(Stored items)
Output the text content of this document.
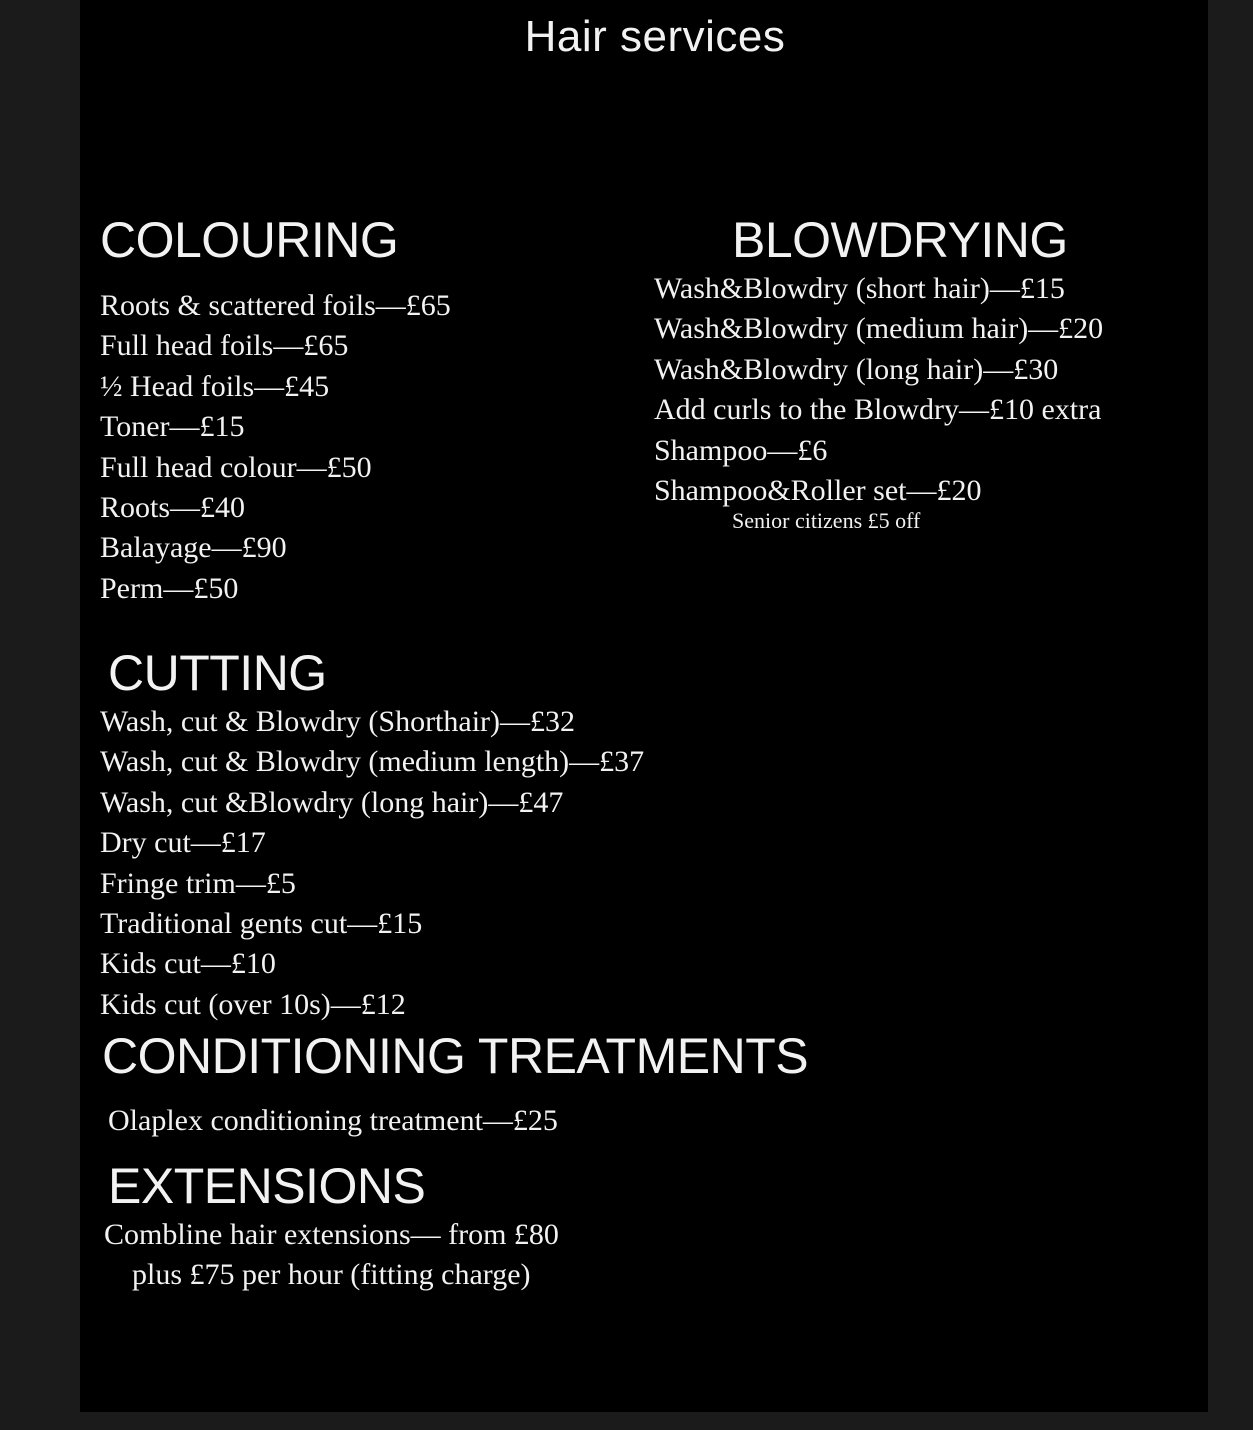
Hair services
COLOURING
Roots & scattered foils—£65
Full head foils—£65
½ Head foils—£45
Toner—£15
Full head colour—£50
Roots—£40
Balayage—£90
Perm—£50
BLOWDRYING
Wash&Blowdry (short hair)—£15
Wash&Blowdry (medium hair)—£20
Wash&Blowdry (long hair)—£30
Add curls to the Blowdry—£10 extra
Shampoo—£6
Shampoo&Roller set—£20
Senior citizens £5 off
CUTTING
Wash, cut & Blowdry (Shorthair)—£32
Wash, cut & Blowdry (medium length)—£37
Wash, cut &Blowdry (long hair)—£47
Dry cut—£17
Fringe trim—£5
Traditional gents cut—£15
Kids cut—£10
Kids cut (over 10s)—£12
CONDITIONING TREATMENTS
Olaplex conditioning treatment—£25
EXTENSIONS
Combline hair extensions— from £80
plus £75 per hour (fitting charge)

■ EXERCISE OBJECTIVE
List each line of the entries that holds the string "Full".

■ ANSWER TO THE EXERCISE
Full head foils—£65
Full head colour—£50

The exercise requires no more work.